The August 4, 2010 South Carolina Court of Appeals opinion in Pruitt v. Pruitt, 389 S.C. 250, 697 S.E.2d 702 (Ct. App. 2010), covers numerous issues, a few of which are not that uninteresting or novel. The uninteresting issues are:
1) Transfers of property to family members close to the time that marital litigation commences that are alleged to pay off interfamily “loans” are going to be treated as illegitimate transfers when there’s no documentation to support these “loans.”
2) When the family court makes simple accounting errors such as failing to include the debts of a business when equitably dividing a business, or double counting assets as both business and personal, such accounting errors will be corrected on appeal (assuming they were preserved).
3) When one party’s adultery leads to the marital breakup and the other party commits adultery after marital litigation commences, the family court does not have to treat the adulteries as equal in determining marital fault [actually that may be a somewhat novel issue].
However there were four issues in Pruitt that I believe are very interesting or novel. The first involves transmutation of the home the parties lived in during the marriage that Husband and his family owned prior to the marriage. The family court found the home was transmuted into marital property and the Court of Appeals reversed, finding that Wife only owned a special equity interest in “any appreciation of the marital home’s value resulting from Wife’s contributions.”

**STATED EXERCISE A:** Turn the entries from their first line through the line containing "trim-icon[interactable]: ✂ <box>272", inclusive, into a numbered list, leaving out any blank lines.

**MATERIAL TO PROCESS:**
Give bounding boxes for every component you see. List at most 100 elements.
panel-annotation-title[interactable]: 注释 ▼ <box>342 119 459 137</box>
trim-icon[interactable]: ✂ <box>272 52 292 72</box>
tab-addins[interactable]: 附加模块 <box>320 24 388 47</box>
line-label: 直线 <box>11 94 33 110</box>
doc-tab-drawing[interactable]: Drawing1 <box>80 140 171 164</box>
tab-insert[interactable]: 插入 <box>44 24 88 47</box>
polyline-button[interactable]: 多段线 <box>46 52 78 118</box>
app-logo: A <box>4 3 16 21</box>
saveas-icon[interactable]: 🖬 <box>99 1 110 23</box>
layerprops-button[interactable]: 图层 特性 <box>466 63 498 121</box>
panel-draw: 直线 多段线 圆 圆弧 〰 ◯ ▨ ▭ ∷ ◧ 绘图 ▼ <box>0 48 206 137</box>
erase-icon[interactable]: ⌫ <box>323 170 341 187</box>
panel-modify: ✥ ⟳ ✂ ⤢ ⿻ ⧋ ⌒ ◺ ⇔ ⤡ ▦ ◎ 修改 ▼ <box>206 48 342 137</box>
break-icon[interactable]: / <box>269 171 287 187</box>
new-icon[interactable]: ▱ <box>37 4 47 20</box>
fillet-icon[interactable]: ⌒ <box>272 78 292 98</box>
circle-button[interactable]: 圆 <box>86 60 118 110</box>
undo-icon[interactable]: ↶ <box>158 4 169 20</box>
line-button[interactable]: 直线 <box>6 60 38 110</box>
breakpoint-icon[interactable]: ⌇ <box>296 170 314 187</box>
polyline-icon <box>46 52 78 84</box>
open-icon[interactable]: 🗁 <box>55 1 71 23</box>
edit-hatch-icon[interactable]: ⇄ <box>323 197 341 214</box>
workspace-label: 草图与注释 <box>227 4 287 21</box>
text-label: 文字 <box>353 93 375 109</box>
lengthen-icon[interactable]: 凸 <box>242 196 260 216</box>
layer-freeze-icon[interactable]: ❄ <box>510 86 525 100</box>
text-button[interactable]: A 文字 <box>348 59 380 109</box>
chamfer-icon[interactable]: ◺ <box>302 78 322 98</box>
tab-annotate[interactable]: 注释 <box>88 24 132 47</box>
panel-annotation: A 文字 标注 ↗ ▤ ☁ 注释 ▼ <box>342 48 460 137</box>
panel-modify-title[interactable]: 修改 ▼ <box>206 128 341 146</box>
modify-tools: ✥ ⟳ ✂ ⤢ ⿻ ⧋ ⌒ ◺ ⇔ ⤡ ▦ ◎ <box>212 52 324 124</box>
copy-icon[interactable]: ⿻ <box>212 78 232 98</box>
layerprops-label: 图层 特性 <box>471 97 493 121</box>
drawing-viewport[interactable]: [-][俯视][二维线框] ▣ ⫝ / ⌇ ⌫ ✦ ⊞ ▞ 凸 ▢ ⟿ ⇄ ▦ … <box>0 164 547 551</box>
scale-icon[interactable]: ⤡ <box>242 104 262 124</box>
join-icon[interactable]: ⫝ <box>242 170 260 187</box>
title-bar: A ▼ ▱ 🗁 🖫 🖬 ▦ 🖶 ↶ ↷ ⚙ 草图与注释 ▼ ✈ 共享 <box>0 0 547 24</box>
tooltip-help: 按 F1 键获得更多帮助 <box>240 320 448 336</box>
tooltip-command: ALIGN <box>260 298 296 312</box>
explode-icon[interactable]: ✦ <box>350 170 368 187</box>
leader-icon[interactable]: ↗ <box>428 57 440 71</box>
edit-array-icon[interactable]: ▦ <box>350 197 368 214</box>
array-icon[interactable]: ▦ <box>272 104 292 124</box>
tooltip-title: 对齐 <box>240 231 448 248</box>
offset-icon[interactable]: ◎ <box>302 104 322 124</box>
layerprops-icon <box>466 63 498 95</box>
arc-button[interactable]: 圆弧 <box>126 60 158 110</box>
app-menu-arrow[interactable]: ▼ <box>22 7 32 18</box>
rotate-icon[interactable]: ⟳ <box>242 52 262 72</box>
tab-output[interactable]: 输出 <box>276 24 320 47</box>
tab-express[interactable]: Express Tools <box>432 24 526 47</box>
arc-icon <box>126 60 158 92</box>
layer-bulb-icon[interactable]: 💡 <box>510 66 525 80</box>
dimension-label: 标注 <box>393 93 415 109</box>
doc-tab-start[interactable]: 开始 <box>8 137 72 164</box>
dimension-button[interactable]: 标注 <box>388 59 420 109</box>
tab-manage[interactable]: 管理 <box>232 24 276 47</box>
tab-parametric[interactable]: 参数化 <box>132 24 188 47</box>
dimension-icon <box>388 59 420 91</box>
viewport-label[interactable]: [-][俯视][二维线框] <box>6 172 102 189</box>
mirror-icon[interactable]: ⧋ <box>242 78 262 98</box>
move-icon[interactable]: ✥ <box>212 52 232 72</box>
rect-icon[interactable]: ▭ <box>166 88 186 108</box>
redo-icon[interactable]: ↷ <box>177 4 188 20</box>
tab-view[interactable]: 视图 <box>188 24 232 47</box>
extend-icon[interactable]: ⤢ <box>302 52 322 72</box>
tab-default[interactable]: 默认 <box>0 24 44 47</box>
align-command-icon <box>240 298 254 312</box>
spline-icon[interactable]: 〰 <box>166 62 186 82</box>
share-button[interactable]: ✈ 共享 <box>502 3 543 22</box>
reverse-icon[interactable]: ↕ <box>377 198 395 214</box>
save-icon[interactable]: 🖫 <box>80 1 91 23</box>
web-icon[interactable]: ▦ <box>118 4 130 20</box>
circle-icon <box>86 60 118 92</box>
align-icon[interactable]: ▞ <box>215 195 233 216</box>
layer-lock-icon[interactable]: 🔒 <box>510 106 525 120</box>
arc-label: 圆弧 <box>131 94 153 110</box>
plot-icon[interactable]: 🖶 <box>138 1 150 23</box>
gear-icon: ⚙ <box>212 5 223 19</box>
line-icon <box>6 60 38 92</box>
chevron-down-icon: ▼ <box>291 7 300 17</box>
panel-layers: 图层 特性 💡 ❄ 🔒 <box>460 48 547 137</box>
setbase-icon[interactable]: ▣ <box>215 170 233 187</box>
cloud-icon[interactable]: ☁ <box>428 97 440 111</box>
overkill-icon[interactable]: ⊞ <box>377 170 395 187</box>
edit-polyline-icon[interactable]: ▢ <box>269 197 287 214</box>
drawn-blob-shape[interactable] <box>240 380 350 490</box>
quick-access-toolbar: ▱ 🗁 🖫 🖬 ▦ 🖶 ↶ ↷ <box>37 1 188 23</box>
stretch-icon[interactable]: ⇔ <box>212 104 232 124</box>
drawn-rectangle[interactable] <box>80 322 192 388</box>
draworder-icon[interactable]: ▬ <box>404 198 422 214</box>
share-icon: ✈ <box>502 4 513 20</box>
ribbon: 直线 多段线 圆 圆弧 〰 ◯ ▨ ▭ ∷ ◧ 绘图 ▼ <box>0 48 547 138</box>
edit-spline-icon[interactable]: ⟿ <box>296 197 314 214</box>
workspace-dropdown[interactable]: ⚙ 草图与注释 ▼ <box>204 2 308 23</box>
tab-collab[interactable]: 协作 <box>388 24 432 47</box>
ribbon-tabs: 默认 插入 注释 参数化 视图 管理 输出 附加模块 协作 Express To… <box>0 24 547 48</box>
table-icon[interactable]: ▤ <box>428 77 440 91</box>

**STATED EXERCISE B:** Reproduce word for word the part of the passage on Pruitt v. Pruitt between "2) When the" and "they were preserved).", inclusive.

**TASK ANSWER A:**
1. Give bounding boxes for every component you see. List at most 100 elements.
2. panel-annotation-title[interactable]: 注释 ▼ <box>342 119 459 137</box>
3. trim-icon[interactable]: ✂ <box>272 52 292 72</box>

**TASK ANSWER B:**
2) When the family court makes simple accounting errors such as failing to include the debts of a business when equitably dividing a business, or double counting assets as both business and personal, such accounting errors will be corrected on appeal (assuming they were preserved).